(Saved entries)
=-=-=-=-=

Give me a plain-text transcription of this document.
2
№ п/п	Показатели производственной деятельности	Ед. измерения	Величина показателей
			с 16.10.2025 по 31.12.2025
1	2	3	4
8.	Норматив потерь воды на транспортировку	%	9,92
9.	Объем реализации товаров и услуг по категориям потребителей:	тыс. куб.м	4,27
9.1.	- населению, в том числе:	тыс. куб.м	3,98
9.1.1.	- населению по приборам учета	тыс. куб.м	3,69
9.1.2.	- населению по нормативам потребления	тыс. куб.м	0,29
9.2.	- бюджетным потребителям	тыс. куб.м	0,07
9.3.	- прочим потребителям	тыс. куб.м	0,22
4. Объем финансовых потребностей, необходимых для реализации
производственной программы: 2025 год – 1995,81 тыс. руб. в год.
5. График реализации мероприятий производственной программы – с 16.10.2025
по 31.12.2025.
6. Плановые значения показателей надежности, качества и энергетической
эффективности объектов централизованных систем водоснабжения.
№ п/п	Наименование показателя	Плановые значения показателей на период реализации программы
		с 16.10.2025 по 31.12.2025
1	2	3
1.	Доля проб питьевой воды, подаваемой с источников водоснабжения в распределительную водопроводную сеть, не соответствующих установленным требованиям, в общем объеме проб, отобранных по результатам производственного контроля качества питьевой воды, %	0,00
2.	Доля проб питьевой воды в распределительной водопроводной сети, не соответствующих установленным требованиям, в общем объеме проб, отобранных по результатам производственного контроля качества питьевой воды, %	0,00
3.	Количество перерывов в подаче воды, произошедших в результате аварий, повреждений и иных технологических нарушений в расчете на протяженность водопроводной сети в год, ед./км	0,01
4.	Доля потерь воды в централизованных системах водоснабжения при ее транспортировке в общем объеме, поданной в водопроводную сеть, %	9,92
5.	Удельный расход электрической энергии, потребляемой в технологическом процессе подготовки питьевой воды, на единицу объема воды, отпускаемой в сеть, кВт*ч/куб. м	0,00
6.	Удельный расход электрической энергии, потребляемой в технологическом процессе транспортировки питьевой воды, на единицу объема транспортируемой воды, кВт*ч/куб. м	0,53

=-=-=-=-=

### Problem
The data above must be returned in full, exactly as written.

### Reply to the exercise
Give me a plain-text transcription of this document.
2
№ п/п	Показатели производственной деятельности	Ед. измерения	Величина показателей
			с 16.10.2025 по 31.12.2025
1	2	3	4
8.	Норматив потерь воды на транспортировку	%	9,92
9.	Объем реализации товаров и услуг по категориям потребителей:	тыс. куб.м	4,27
9.1.	- населению, в том числе:	тыс. куб.м	3,98
9.1.1.	- населению по приборам учета	тыс. куб.м	3,69
9.1.2.	- населению по нормативам потребления	тыс. куб.м	0,29
9.2.	- бюджетным потребителям	тыс. куб.м	0,07
9.3.	- прочим потребителям	тыс. куб.м	0,22
4. Объем финансовых потребностей, необходимых для реализации
производственной программы: 2025 год – 1995,81 тыс. руб. в год.
5. График реализации мероприятий производственной программы – с 16.10.2025
по 31.12.2025.
6. Плановые значения показателей надежности, качества и энергетической
эффективности объектов централизованных систем водоснабжения.
№ п/п	Наименование показателя	Плановые значения показателей на период реализации программы
		с 16.10.2025 по 31.12.2025
1	2	3
1.	Доля проб питьевой воды, подаваемой с источников водоснабжения в распределительную водопроводную сеть, не соответствующих установленным требованиям, в общем объеме проб, отобранных по результатам производственного контроля качества питьевой воды, %	0,00
2.	Доля проб питьевой воды в распределительной водопроводной сети, не соответствующих установленным требованиям, в общем объеме проб, отобранных по результатам производственного контроля качества питьевой воды, %	0,00
3.	Количество перерывов в подаче воды, произошедших в результате аварий, повреждений и иных технологических нарушений в расчете на протяженность водопроводной сети в год, ед./км	0,01
4.	Доля потерь воды в централизованных системах водоснабжения при ее транспортировке в общем объеме, поданной в водопроводную сеть, %	9,92
5.	Удельный расход электрической энергии, потребляемой в технологическом процессе подготовки питьевой воды, на единицу объема воды, отпускаемой в сеть, кВт*ч/куб. м	0,00
6.	Удельный расход электрической энергии, потребляемой в технологическом процессе транспортировки питьевой воды, на единицу объема транспортируемой воды, кВт*ч/куб. м	0,53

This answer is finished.